══ Dataset records ══

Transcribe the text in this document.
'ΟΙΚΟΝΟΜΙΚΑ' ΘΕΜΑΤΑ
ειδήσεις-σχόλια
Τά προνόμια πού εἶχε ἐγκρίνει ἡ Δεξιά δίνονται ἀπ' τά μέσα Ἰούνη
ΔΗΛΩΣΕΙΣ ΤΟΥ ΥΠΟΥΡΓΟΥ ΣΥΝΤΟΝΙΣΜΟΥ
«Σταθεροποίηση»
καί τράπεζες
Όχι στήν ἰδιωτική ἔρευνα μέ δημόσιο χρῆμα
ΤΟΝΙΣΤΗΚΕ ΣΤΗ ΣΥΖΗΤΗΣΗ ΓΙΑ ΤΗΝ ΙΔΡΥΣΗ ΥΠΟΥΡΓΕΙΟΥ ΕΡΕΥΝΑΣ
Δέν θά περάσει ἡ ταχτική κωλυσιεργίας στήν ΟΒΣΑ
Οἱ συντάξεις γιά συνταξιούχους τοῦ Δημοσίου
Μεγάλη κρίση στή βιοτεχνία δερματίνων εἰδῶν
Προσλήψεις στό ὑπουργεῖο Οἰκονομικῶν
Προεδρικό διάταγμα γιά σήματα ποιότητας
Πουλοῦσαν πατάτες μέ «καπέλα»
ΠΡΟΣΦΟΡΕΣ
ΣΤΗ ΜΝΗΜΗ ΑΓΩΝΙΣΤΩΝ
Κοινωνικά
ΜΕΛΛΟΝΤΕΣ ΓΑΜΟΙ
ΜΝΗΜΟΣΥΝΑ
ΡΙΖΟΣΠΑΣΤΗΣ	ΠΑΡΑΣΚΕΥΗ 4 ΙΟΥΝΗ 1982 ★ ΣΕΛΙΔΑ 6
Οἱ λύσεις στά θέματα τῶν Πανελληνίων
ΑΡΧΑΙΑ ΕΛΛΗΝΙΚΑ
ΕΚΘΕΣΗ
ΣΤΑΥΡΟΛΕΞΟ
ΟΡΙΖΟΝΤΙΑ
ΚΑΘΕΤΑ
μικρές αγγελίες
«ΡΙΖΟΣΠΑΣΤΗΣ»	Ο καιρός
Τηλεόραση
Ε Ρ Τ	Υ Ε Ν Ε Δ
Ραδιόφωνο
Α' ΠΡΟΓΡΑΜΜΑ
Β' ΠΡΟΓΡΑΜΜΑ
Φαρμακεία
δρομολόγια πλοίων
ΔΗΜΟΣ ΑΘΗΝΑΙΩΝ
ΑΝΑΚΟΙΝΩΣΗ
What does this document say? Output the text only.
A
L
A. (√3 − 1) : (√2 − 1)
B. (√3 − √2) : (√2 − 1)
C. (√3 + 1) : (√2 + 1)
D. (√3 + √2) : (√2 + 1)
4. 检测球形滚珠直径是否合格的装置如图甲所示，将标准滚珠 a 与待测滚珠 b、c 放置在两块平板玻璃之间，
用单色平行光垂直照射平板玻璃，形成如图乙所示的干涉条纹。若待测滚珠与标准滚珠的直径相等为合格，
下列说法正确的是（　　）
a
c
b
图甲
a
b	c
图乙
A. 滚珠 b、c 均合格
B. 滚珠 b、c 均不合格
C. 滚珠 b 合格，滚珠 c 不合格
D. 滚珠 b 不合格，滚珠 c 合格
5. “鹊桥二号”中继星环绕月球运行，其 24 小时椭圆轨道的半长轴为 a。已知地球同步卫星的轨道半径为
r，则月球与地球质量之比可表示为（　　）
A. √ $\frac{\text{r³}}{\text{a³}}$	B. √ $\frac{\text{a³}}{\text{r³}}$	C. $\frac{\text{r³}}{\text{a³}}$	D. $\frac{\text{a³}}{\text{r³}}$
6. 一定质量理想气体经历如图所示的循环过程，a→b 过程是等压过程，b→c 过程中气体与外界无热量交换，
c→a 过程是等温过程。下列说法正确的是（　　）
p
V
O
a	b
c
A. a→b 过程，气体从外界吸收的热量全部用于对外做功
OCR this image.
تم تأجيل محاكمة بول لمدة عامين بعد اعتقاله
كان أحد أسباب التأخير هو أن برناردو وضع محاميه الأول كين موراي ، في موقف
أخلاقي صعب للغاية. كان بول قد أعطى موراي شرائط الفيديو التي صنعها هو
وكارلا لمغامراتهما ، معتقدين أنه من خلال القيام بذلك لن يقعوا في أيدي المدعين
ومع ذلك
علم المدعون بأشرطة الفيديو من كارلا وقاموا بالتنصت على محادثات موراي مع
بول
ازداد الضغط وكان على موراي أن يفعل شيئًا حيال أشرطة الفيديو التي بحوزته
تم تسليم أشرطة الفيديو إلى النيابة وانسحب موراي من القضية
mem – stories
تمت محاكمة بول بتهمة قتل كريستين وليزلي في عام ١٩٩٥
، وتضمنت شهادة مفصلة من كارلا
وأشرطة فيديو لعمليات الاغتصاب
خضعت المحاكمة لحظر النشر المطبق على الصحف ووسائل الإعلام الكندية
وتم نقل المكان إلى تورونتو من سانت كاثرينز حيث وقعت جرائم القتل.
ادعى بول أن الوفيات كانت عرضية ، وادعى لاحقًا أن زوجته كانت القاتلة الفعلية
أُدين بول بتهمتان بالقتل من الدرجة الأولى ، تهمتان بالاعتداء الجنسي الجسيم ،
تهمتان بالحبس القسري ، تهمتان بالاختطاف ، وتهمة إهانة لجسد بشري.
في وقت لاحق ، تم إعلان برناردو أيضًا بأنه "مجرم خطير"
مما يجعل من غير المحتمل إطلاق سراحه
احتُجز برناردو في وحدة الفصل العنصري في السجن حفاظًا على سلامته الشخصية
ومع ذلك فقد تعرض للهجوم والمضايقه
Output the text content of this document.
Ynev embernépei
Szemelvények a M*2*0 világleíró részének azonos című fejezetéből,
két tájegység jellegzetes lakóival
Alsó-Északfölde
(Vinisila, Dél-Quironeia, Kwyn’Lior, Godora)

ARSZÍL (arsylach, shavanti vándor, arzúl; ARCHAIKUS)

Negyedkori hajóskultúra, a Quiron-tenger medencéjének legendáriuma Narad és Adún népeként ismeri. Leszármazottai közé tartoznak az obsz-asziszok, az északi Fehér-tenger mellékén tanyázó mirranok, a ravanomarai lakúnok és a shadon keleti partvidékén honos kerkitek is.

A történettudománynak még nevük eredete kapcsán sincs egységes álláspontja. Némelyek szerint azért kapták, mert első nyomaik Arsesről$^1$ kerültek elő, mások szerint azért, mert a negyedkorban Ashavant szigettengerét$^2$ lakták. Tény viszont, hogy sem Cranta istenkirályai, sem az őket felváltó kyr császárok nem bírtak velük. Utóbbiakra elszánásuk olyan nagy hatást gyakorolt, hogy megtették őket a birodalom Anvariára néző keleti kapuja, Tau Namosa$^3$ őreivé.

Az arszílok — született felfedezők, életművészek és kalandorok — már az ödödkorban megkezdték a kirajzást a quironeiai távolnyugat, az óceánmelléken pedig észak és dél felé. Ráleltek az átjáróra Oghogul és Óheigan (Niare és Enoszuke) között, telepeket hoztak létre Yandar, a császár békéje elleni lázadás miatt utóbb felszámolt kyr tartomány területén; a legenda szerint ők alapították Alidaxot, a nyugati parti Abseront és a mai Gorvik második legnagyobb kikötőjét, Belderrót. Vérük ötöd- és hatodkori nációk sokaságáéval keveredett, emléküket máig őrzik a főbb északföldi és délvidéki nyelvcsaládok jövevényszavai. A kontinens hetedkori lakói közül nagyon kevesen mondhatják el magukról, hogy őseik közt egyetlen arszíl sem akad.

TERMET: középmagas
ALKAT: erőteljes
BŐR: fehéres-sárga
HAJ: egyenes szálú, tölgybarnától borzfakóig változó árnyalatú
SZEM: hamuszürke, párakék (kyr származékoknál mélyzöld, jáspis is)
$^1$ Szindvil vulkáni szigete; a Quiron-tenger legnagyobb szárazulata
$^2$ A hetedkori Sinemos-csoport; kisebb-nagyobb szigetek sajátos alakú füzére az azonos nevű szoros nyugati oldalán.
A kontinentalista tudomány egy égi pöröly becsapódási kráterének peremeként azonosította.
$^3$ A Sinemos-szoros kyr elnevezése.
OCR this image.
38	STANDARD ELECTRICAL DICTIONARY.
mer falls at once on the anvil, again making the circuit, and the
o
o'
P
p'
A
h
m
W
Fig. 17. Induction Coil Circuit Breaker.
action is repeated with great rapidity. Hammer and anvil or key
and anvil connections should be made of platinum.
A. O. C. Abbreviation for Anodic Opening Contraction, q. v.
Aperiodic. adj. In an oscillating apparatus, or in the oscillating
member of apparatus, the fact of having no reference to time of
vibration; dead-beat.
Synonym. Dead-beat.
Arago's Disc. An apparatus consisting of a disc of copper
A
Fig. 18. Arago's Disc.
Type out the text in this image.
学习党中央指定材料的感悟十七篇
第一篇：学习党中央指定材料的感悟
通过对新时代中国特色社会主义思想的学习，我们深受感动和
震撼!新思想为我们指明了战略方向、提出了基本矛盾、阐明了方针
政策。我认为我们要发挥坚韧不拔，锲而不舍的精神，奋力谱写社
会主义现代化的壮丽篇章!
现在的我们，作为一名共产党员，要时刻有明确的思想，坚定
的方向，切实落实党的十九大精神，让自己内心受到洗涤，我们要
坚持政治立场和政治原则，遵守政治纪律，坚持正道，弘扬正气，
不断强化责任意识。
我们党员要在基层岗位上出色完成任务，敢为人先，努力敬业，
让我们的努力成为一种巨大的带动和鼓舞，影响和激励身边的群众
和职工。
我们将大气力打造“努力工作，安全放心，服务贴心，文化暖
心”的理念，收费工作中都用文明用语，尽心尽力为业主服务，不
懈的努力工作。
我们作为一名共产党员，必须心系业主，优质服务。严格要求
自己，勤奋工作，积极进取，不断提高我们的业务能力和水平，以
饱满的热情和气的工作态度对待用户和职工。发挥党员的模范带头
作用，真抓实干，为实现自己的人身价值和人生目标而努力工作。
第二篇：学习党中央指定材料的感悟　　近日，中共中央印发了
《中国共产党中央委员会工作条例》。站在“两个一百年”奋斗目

═══

• **Task details**
Take every line from the data above that holds "Output" and copy it out.

• **Answer to this problem**
What does this document say? Output the text only.
Output the text content of this document.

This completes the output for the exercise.